# Data to process
+ + + + +
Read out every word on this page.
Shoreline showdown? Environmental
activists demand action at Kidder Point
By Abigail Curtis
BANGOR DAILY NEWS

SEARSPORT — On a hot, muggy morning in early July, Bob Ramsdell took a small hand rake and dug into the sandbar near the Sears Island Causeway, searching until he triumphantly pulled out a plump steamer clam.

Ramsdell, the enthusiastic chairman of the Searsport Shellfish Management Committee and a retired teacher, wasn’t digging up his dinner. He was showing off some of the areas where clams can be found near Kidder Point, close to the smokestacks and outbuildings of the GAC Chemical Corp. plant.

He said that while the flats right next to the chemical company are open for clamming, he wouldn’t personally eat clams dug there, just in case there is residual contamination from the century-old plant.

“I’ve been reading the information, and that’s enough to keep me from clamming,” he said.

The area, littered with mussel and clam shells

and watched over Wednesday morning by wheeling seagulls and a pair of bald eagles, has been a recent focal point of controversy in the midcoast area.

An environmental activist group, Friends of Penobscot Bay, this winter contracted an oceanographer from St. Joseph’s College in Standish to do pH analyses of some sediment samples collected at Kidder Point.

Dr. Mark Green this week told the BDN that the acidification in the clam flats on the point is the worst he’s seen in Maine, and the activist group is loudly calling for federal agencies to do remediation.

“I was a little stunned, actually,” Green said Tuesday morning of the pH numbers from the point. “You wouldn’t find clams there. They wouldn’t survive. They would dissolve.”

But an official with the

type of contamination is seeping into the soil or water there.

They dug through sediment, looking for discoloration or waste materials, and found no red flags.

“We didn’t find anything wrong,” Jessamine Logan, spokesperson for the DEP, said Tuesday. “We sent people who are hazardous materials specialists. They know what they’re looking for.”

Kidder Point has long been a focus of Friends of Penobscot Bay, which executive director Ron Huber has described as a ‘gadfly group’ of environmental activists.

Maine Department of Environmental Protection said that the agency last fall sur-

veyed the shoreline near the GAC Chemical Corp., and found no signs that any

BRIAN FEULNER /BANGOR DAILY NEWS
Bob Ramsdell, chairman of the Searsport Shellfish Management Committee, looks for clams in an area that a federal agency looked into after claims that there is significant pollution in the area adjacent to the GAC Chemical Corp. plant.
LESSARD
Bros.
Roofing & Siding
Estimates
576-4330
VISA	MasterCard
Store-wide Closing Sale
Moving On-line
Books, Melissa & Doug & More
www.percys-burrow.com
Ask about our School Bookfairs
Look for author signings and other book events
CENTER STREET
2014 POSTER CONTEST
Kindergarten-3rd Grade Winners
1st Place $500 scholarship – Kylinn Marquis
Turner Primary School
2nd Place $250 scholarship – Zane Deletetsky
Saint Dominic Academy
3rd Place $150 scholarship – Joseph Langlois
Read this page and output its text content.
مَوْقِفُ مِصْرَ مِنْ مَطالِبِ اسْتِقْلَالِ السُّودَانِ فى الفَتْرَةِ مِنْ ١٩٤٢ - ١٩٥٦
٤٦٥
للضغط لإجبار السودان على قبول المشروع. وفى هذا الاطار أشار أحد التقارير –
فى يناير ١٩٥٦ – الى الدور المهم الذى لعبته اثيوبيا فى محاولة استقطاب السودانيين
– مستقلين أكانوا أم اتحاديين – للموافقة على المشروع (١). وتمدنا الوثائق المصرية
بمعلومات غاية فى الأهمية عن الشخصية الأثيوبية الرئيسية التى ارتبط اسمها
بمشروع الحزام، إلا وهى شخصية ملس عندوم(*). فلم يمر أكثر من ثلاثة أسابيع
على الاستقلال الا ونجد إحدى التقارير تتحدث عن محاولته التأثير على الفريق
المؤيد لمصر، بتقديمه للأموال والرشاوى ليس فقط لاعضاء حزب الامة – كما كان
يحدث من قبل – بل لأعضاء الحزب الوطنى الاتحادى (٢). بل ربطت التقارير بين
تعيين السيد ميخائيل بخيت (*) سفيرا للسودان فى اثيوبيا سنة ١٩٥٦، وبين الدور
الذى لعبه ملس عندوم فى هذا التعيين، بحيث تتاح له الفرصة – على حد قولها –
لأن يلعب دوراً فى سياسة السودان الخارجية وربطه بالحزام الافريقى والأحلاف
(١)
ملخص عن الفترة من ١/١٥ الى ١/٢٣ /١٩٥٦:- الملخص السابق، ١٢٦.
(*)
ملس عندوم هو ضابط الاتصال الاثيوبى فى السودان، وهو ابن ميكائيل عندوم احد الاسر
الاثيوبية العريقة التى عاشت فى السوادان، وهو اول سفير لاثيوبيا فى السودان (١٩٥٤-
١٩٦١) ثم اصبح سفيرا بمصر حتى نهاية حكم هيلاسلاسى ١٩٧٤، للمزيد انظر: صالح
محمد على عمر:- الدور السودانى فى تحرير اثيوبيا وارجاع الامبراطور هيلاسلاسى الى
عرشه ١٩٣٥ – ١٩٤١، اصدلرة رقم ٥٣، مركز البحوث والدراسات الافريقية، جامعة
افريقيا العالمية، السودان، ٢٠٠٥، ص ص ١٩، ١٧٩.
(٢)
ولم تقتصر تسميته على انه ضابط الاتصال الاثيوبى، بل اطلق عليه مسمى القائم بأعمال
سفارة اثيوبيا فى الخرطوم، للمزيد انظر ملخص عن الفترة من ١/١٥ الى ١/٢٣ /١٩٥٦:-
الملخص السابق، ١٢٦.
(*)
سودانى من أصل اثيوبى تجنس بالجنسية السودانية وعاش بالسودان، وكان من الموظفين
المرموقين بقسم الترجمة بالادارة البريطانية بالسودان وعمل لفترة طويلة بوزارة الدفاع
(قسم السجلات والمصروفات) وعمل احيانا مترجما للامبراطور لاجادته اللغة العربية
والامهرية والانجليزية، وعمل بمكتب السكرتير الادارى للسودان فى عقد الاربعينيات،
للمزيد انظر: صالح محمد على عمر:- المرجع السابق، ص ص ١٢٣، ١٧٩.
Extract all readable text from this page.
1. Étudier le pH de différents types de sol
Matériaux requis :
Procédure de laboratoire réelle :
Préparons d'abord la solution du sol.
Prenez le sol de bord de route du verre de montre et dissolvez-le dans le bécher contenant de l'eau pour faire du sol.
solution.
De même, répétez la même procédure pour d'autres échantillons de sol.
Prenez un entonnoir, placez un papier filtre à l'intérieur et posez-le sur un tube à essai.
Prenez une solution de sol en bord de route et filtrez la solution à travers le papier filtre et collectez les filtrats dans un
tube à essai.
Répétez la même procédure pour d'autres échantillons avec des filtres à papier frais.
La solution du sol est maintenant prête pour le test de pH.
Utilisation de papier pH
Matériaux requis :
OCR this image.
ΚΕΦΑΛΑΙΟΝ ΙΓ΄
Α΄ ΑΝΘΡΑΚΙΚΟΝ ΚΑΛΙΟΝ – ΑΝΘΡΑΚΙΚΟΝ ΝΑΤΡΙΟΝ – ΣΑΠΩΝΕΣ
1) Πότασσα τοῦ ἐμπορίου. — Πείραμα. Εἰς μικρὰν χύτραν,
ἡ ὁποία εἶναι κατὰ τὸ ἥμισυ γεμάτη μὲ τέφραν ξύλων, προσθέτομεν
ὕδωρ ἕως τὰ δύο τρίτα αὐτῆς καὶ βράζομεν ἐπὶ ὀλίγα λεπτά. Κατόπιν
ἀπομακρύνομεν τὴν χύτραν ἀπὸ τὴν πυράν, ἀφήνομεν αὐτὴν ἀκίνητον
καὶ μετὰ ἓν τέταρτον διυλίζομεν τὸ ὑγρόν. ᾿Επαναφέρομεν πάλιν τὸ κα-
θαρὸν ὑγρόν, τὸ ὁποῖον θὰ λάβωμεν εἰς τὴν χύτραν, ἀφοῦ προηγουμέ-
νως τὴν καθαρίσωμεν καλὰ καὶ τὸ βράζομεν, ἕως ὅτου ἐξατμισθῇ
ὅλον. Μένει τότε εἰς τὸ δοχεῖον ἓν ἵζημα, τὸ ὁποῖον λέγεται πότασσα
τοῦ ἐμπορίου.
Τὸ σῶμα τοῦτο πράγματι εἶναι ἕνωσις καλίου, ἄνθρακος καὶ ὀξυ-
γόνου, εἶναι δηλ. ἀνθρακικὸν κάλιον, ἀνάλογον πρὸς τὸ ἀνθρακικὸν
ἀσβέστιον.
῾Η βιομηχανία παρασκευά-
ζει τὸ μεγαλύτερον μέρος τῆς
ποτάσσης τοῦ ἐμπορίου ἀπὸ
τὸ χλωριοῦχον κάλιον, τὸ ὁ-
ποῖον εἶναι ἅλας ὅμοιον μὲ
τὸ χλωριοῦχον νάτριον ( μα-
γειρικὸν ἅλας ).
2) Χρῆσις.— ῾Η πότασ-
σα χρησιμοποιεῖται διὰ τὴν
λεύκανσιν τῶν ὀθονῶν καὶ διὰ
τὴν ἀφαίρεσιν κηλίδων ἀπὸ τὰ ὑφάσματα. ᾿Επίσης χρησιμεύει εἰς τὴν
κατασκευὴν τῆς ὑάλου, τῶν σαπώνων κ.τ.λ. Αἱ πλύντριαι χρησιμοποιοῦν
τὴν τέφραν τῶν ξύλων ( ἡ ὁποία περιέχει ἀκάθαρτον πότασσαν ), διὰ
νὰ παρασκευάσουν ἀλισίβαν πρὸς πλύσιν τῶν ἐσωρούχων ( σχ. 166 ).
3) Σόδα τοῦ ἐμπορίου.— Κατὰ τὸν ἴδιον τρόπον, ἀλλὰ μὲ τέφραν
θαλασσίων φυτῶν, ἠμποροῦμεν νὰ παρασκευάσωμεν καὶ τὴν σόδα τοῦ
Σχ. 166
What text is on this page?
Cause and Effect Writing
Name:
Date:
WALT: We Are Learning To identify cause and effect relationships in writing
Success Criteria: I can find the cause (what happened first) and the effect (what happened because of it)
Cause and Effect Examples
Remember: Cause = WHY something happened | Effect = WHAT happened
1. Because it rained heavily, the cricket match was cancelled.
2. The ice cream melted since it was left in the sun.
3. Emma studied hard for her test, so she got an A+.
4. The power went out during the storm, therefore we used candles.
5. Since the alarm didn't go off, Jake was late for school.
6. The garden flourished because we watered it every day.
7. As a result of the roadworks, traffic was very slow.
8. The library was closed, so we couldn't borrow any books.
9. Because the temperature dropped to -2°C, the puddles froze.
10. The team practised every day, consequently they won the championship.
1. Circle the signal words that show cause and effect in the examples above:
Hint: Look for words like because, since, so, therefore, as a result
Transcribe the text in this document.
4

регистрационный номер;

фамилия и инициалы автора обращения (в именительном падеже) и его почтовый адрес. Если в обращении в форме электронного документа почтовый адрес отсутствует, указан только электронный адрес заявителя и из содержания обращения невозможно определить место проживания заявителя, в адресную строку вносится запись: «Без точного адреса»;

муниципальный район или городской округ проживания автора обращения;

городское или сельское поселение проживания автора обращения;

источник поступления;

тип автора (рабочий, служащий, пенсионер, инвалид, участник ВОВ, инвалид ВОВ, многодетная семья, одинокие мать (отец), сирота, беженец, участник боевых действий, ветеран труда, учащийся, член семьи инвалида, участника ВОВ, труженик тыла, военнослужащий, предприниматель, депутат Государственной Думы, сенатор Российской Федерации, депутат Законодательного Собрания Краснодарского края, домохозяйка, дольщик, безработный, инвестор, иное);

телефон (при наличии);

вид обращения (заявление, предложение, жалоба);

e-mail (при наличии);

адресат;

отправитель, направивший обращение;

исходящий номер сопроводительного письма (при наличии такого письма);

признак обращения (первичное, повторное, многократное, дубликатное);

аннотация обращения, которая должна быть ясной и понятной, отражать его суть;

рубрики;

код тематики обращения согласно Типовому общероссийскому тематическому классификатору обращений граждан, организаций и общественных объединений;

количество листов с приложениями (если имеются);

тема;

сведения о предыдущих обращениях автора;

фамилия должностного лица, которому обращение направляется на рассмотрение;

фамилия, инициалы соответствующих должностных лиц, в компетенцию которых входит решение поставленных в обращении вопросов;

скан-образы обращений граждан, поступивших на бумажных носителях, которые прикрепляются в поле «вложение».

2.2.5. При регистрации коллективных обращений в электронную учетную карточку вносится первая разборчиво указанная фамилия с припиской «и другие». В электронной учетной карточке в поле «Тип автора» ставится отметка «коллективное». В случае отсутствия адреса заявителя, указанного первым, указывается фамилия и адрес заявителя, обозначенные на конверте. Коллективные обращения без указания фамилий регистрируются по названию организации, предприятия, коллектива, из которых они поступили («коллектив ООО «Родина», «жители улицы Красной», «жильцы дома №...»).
+ + + + +
# Problem to solve
Report how many lines in these entries contain "therefore". Answer with the number only.

# Result
2